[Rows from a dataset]
+-------+

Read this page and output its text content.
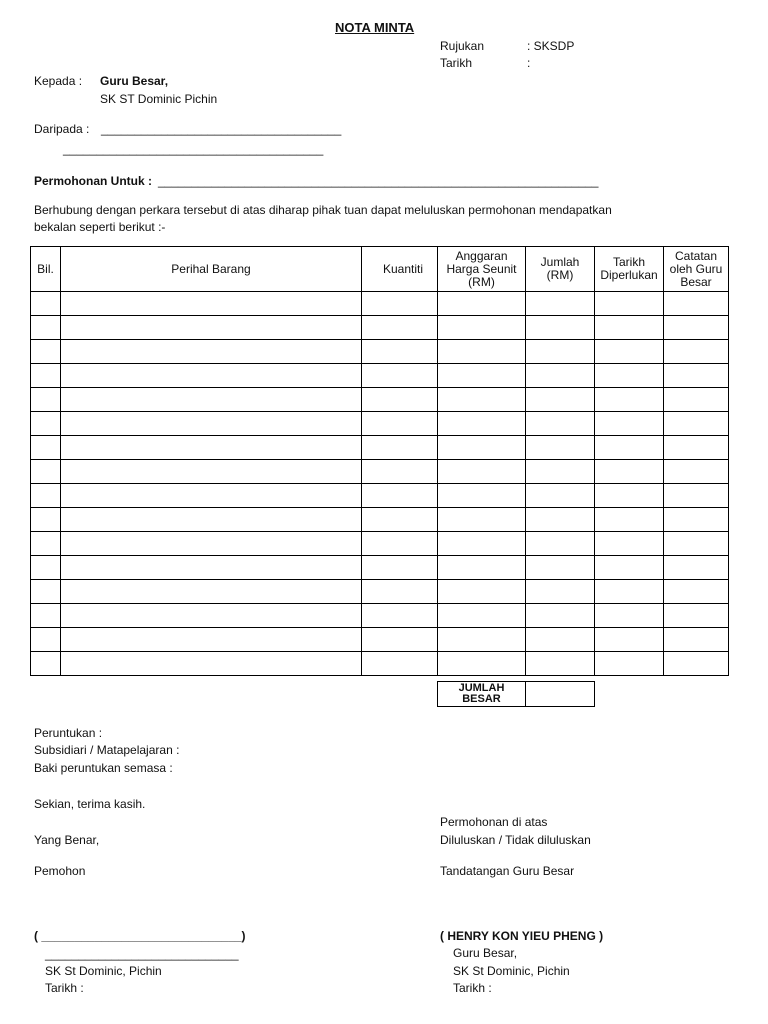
NOTA MINTA
Rujukan	: SKSDP
Tarikh	:
Kepada : Guru Besar,
SK ST Dominic Pichin
Daripada : ____________________________________
_______________________________________
Permohonan Untuk : __________________________________________________________________
Berhubung dengan perkara tersebut di atas diharap pihak tuan dapat meluluskan permohonan mendapatkan
bekalan seperti berikut :-
Bil.	Perihal Barang	Kuantiti	Anggaran Harga Seunit (RM)	Jumlah (RM)	Tarikh Diperlukan	Catatan oleh Guru Besar

JUMLAH BESAR	
Peruntukan :
Subsidiari / Matapelajaran :
Baki peruntukan semasa :
Sekian, terima kasih.
Yang Benar,
Pemohon
Permohonan di atas
Diluluskan / Tidak diluluskan
Tandatangan Guru Besar
( ______________________________)
_____________________________
SK St Dominic, Pichin
Tarikh :
( HENRY KON YIEU PHENG )
Guru Besar,
SK St Dominic, Pichin
Tarikh :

+-------+

Produce an exact copy of each line of data, skipping embedded images.

Read this page and output its text content.
NOTA MINTA
Rujukan	: SKSDP
Tarikh	:
Kepada : Guru Besar,
SK ST Dominic Pichin
Daripada : ____________________________________
_______________________________________
Permohonan Untuk : __________________________________________________________________
Berhubung dengan perkara tersebut di atas diharap pihak tuan dapat meluluskan permohonan mendapatkan
bekalan seperti berikut :-
Bil.	Perihal Barang	Kuantiti	Anggaran Harga Seunit (RM)	Jumlah (RM)	Tarikh Diperlukan	Catatan oleh Guru Besar

JUMLAH BESAR	
Peruntukan :
Subsidiari / Matapelajaran :
Baki peruntukan semasa :
Sekian, terima kasih.
Yang Benar,
Pemohon
Permohonan di atas
Diluluskan / Tidak diluluskan
Tandatangan Guru Besar
( ______________________________)
_____________________________
SK St Dominic, Pichin
Tarikh :
( HENRY KON YIEU PHENG )
Guru Besar,
SK St Dominic, Pichin
Tarikh :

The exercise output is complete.